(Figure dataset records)
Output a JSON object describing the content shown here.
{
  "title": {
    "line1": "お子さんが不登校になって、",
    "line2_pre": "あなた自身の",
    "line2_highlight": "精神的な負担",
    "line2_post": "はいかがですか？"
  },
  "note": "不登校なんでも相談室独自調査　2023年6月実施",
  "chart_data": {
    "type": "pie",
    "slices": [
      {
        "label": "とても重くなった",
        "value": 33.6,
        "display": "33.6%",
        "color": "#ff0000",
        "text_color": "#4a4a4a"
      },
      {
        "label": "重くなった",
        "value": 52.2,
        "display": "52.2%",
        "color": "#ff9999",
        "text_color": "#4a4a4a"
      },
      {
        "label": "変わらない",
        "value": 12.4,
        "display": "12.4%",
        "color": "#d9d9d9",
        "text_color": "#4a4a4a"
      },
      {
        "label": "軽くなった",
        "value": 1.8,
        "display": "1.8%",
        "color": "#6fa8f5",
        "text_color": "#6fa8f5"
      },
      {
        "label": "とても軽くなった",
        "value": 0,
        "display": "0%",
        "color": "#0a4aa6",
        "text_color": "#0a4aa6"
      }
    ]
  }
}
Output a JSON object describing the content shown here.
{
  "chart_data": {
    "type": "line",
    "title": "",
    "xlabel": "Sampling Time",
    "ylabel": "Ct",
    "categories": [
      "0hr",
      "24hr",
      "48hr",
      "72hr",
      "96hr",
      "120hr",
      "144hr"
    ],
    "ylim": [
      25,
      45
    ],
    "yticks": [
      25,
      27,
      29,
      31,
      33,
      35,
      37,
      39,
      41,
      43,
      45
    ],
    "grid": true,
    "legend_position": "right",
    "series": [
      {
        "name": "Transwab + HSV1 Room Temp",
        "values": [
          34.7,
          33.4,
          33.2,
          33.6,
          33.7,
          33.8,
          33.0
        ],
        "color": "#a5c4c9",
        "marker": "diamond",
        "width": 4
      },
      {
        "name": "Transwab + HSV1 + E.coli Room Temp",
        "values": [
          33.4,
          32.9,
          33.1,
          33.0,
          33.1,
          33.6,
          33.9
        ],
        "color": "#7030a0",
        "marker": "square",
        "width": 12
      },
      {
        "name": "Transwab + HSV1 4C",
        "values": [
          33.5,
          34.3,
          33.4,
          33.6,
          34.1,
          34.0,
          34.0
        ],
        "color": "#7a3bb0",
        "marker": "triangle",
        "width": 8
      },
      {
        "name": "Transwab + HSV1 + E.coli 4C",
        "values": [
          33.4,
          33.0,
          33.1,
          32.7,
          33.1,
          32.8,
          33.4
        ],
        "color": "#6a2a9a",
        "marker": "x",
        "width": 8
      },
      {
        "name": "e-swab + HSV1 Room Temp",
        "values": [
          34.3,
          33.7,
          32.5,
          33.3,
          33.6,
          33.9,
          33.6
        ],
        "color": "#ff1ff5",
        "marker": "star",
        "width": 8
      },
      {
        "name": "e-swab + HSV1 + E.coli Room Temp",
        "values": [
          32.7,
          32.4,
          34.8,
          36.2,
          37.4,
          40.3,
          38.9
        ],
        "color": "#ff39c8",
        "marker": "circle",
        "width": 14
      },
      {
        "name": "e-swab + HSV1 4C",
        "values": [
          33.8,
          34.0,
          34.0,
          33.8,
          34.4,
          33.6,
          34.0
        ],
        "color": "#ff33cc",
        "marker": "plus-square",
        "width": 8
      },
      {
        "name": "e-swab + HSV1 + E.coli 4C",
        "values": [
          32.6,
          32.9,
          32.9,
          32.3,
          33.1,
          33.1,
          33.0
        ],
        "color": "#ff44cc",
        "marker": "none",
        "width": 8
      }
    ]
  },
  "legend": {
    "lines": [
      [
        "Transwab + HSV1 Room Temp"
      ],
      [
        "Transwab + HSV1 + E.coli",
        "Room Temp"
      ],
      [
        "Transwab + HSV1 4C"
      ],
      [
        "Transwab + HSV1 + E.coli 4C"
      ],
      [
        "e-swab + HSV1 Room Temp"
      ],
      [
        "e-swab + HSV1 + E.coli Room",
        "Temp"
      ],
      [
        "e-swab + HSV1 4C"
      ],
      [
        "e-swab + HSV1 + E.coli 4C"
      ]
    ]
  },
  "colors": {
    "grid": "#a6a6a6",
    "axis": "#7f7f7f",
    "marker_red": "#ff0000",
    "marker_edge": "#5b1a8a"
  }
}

_Problem requirements:_ All of the records must be retyped exactly as they are.

_The output:_
Output a JSON object describing the content shown here.
{
  "title": {
    "line1": "お子さんが不登校になって、",
    "line2_pre": "あなた自身の",
    "line2_highlight": "精神的な負担",
    "line2_post": "はいかがですか？"
  },
  "note": "不登校なんでも相談室独自調査　2023年6月実施",
  "chart_data": {
    "type": "pie",
    "slices": [
      {
        "label": "とても重くなった",
        "value": 33.6,
        "display": "33.6%",
        "color": "#ff0000",
        "text_color": "#4a4a4a"
      },
      {
        "label": "重くなった",
        "value": 52.2,
        "display": "52.2%",
        "color": "#ff9999",
        "text_color": "#4a4a4a"
      },
      {
        "label": "変わらない",
        "value": 12.4,
        "display": "12.4%",
        "color": "#d9d9d9",
        "text_color": "#4a4a4a"
      },
      {
        "label": "軽くなった",
        "value": 1.8,
        "display": "1.8%",
        "color": "#6fa8f5",
        "text_color": "#6fa8f5"
      },
      {
        "label": "とても軽くなった",
        "value": 0,
        "display": "0%",
        "color": "#0a4aa6",
        "text_color": "#0a4aa6"
      }
    ]
  }
}
Output a JSON object describing the content shown here.
{
  "chart_data": {
    "type": "line",
    "title": "",
    "xlabel": "Sampling Time",
    "ylabel": "Ct",
    "categories": [
      "0hr",
      "24hr",
      "48hr",
      "72hr",
      "96hr",
      "120hr",
      "144hr"
    ],
    "ylim": [
      25,
      45
    ],
    "yticks": [
      25,
      27,
      29,
      31,
      33,
      35,
      37,
      39,
      41,
      43,
      45
    ],
    "grid": true,
    "legend_position": "right",
    "series": [
      {
        "name": "Transwab + HSV1 Room Temp",
        "values": [
          34.7,
          33.4,
          33.2,
          33.6,
          33.7,
          33.8,
          33.0
        ],
        "color": "#a5c4c9",
        "marker": "diamond",
        "width": 4
      },
      {
        "name": "Transwab + HSV1 + E.coli Room Temp",
        "values": [
          33.4,
          32.9,
          33.1,
          33.0,
          33.1,
          33.6,
          33.9
        ],
        "color": "#7030a0",
        "marker": "square",
        "width": 12
      },
      {
        "name": "Transwab + HSV1 4C",
        "values": [
          33.5,
          34.3,
          33.4,
          33.6,
          34.1,
          34.0,
          34.0
        ],
        "color": "#7a3bb0",
        "marker": "triangle",
        "width": 8
      },
      {
        "name": "Transwab + HSV1 + E.coli 4C",
        "values": [
          33.4,
          33.0,
          33.1,
          32.7,
          33.1,
          32.8,
          33.4
        ],
        "color": "#6a2a9a",
        "marker": "x",
        "width": 8
      },
      {
        "name": "e-swab + HSV1 Room Temp",
        "values": [
          34.3,
          33.7,
          32.5,
          33.3,
          33.6,
          33.9,
          33.6
        ],
        "color": "#ff1ff5",
        "marker": "star",
        "width": 8
      },
      {
        "name": "e-swab + HSV1 + E.coli Room Temp",
        "values": [
          32.7,
          32.4,
          34.8,
          36.2,
          37.4,
          40.3,
          38.9
        ],
        "color": "#ff39c8",
        "marker": "circle",
        "width": 14
      },
      {
        "name": "e-swab + HSV1 4C",
        "values": [
          33.8,
          34.0,
          34.0,
          33.8,
          34.4,
          33.6,
          34.0
        ],
        "color": "#ff33cc",
        "marker": "plus-square",
        "width": 8
      },
      {
        "name": "e-swab + HSV1 + E.coli 4C",
        "values": [
          32.6,
          32.9,
          32.9,
          32.3,
          33.1,
          33.1,
          33.0
        ],
        "color": "#ff44cc",
        "marker": "none",
        "width": 8
      }
    ]
  },
  "legend": {
    "lines": [
      [
        "Transwab + HSV1 Room Temp"
      ],
      [
        "Transwab + HSV1 + E.coli",
        "Room Temp"
      ],
      [
        "Transwab + HSV1 4C"
      ],
      [
        "Transwab + HSV1 + E.coli 4C"
      ],
      [
        "e-swab + HSV1 Room Temp"
      ],
      [
        "e-swab + HSV1 + E.coli Room",
        "Temp"
      ],
      [
        "e-swab + HSV1 4C"
      ],
      [
        "e-swab + HSV1 + E.coli 4C"
      ]
    ]
  },
  "colors": {
    "grid": "#a6a6a6",
    "axis": "#7f7f7f",
    "marker_red": "#ff0000",
    "marker_edge": "#5b1a8a"
  }
}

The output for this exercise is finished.